§ PROBLEMS:
1) List every year mentioned in the history passage, in the order they appear.
2) Please copy the history passage word for word from "Norwich gives a" to "their treasure stores.".

§ DOCUMENT:
"""
The Grand Catalan Company

This was a powerful group of mercenaries led by Roger de Flor between the Sicilian Vespers in 1282 and Roger’s assassination in 1305. During this period they evolved to become one of the most efficient fighting forces in the Mediterranean and were hired by the Byzantine Emperor Andronicus II Palaeologus to fight the increasing power of the Turks.

Norwich gives a fascinating account of the colourful career of Roger himself (sent to sea aged eight, pirate captain by the age of 24) and of the brilliant campaign they undertook against the Turks. He explains that, if only the Catalan Company had followed up its initial victories against the Turks and pushed on into Anatolia it is conceivable that the Empire might have been able to seize much of the territory back, re-establish its agriculture and earlier model of military service and generally been restored. But the Catalans, as mercenaries, were only interested in loot and broke off the campaign to return to the sea and their treasure stores. 

It was fear about their increasing independence and refusal to obey orders which prompted the emperor to permit his other group of mercenaries – the Alans – to carry out a massacre of the Catalan Company during a feast at which Roger himself was murdered (the Alans had a long-festering grievance against the Catalans). The surviving Catalans went on a wild rampage through Adrianople (where the assassination took place) and beyond. It’s fascinating to learn that the memory of these massacres lasted so long that the monks of nearby Mount Athos prohibited the entrance of Catalan citizens until as recently as 2000.

Marriages

As explained in a previous blog post, in the absence of all international bodies or agreed norms of behaviour, one of the few ways rulers had of trying to control the chaos of endless international rivalries and war, was through family and kinship ties. Specifically, the tool of marrying off your brothers or sisters or sons or daughters to the children of other rulers you wished to secure an alliance with, or to structure the inheritance of property, specifically territories and kingdoms.

  • In May 1197 the Emperor Alexius III was obliged to stand impotently by while his niece, Irene, daughter of the blinded ex-emperor Isaac II, was married off by Henry VI King of Sicily to his own younger brother Philip of Swabia. (p.164)
  • When Henry of Hainault, Latin ruler of Byzantium, died in 1216, the Frankish barons elected his brother-in-law Peter of Courtenay to succeed him. In France at the time Peter set sail for the East with an army of 5,500 men, landing in Epirus and laying siege to the town of Durazzo. The town proved impregnable and Peter and most of his men were captured in the mountains of Albania and thrown in prison, never to be heard of again. His wife, Yolanda, had sailed direct to Constantinople where she adopted the title of Empress and regent for their new-born son. She consolidated her position by giving the daughter of her brother, Henry (who was named Mary) to the Emperor of the Byzantine government in exile in Nicaea, Theodore Lascaris.
"""
§ SUPPLIED RECORDS:
"""
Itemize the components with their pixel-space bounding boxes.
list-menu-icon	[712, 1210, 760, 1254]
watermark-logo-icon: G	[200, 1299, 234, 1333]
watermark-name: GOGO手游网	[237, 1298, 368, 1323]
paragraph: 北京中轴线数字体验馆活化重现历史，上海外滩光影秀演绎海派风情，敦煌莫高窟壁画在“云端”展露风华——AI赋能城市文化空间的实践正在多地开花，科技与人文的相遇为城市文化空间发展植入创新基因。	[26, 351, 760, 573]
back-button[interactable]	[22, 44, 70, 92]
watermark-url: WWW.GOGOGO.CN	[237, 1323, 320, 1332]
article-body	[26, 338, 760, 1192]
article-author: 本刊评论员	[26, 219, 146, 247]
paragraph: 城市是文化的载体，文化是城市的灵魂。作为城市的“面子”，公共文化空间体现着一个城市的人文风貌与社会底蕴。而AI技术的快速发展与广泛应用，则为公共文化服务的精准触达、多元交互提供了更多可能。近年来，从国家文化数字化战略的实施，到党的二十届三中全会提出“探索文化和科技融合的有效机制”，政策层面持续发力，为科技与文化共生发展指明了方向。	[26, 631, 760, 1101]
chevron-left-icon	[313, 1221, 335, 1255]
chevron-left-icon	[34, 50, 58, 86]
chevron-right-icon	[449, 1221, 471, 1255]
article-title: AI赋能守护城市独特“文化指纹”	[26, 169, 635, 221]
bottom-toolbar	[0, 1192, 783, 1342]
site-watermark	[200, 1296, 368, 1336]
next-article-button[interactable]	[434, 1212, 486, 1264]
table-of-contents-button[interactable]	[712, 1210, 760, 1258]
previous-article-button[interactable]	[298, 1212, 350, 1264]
"""
§ SOLUTIONS:
1) 1282, 1305, 2000, 1197, 1216

2)
Norwich gives a fascinating account of the colourful career of Roger himself (sent to sea aged eight, pirate captain by the age of 24) and of the brilliant campaign they undertook against the Turks. He explains that, if only the Catalan Company had followed up its initial victories against the Turks and pushed on into Anatolia it is conceivable that the Empire might have been able to seize much of the territory back, re-establish its agriculture and earlier model of military service and generally been restored. But the Catalans, as mercenaries, were only interested in loot and broke off the campaign to return to the sea and their treasure stores.